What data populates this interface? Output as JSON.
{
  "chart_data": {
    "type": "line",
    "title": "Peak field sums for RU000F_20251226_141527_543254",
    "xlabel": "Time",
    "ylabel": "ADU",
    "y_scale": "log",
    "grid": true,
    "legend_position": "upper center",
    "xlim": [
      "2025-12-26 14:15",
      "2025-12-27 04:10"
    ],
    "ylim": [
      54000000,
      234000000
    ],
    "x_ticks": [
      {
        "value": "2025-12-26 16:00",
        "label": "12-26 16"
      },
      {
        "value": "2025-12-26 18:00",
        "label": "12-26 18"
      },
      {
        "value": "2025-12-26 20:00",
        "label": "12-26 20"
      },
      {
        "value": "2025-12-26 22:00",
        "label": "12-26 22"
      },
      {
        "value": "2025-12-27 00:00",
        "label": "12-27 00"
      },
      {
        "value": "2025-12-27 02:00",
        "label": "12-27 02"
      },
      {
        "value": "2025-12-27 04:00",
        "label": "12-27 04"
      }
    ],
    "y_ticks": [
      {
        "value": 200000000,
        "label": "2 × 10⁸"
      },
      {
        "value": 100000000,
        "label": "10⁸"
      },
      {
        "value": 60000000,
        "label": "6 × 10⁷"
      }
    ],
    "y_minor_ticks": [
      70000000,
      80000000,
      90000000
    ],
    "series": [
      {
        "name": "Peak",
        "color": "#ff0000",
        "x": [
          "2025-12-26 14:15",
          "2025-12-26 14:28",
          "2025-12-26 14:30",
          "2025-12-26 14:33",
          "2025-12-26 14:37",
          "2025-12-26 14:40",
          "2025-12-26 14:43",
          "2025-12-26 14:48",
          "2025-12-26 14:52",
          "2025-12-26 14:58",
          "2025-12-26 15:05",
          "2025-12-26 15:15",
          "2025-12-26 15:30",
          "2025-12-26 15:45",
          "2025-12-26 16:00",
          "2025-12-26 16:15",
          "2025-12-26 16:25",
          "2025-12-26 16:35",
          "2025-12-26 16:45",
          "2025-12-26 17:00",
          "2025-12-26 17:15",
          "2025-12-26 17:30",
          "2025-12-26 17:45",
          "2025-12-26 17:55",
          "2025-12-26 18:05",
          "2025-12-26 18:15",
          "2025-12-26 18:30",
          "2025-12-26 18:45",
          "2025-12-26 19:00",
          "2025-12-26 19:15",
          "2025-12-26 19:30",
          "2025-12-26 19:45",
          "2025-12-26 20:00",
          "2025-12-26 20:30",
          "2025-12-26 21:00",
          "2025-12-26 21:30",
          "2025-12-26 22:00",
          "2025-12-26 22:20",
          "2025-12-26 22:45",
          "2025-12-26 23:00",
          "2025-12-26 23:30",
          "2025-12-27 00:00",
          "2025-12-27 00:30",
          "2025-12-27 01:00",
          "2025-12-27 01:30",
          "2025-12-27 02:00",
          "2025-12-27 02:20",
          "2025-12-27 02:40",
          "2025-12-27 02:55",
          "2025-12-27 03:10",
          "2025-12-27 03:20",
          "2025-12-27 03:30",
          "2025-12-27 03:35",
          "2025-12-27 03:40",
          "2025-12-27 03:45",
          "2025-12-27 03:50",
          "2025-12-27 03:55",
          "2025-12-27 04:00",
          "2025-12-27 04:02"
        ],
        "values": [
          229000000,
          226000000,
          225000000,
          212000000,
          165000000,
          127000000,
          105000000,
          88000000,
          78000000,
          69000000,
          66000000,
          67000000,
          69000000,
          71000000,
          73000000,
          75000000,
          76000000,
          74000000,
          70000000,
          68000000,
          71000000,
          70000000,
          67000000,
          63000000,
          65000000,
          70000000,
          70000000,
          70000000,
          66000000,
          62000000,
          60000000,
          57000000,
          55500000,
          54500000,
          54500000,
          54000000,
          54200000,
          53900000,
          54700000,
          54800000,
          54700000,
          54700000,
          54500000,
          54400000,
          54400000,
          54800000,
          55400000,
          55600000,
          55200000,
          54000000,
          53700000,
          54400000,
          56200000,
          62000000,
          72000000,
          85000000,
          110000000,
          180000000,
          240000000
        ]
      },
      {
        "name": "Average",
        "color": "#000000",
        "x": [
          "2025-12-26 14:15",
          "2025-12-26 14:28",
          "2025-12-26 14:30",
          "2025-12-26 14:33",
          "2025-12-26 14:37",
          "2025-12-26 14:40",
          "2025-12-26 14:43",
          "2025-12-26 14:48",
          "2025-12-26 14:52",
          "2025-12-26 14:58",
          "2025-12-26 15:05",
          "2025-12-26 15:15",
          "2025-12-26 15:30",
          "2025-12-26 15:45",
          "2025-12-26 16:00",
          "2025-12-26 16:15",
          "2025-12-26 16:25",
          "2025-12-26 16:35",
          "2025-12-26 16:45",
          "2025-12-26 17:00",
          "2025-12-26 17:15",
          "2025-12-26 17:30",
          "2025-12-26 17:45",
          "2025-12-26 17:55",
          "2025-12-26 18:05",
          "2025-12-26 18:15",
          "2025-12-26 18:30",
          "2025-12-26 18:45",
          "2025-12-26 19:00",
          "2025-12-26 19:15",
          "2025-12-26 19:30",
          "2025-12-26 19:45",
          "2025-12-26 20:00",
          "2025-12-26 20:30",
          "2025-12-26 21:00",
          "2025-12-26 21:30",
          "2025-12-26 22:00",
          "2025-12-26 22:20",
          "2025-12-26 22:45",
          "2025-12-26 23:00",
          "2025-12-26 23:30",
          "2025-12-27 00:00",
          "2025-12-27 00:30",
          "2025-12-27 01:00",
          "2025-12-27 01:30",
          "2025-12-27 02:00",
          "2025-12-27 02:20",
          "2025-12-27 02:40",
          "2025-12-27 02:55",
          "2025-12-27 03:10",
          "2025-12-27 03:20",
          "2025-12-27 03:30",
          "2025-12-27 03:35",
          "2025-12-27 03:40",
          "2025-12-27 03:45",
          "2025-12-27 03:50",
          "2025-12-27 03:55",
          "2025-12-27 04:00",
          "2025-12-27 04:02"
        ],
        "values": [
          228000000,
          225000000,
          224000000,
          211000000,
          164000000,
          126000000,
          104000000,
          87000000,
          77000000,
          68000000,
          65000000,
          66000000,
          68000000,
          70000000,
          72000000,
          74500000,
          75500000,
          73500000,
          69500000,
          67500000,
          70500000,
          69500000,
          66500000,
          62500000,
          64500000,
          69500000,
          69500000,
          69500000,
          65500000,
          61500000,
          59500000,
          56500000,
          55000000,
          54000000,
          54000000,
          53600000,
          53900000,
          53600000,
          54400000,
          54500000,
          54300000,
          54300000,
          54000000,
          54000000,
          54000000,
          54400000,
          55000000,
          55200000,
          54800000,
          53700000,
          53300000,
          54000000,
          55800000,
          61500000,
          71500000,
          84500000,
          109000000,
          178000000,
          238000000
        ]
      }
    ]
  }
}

* [Task statement]: Gather each line of the listing containing the word "Peak" and show it.

* [Problem solution]:
    "title": "Peak field sums for RU000F_20251226_141527_543254",
        "name": "Peak",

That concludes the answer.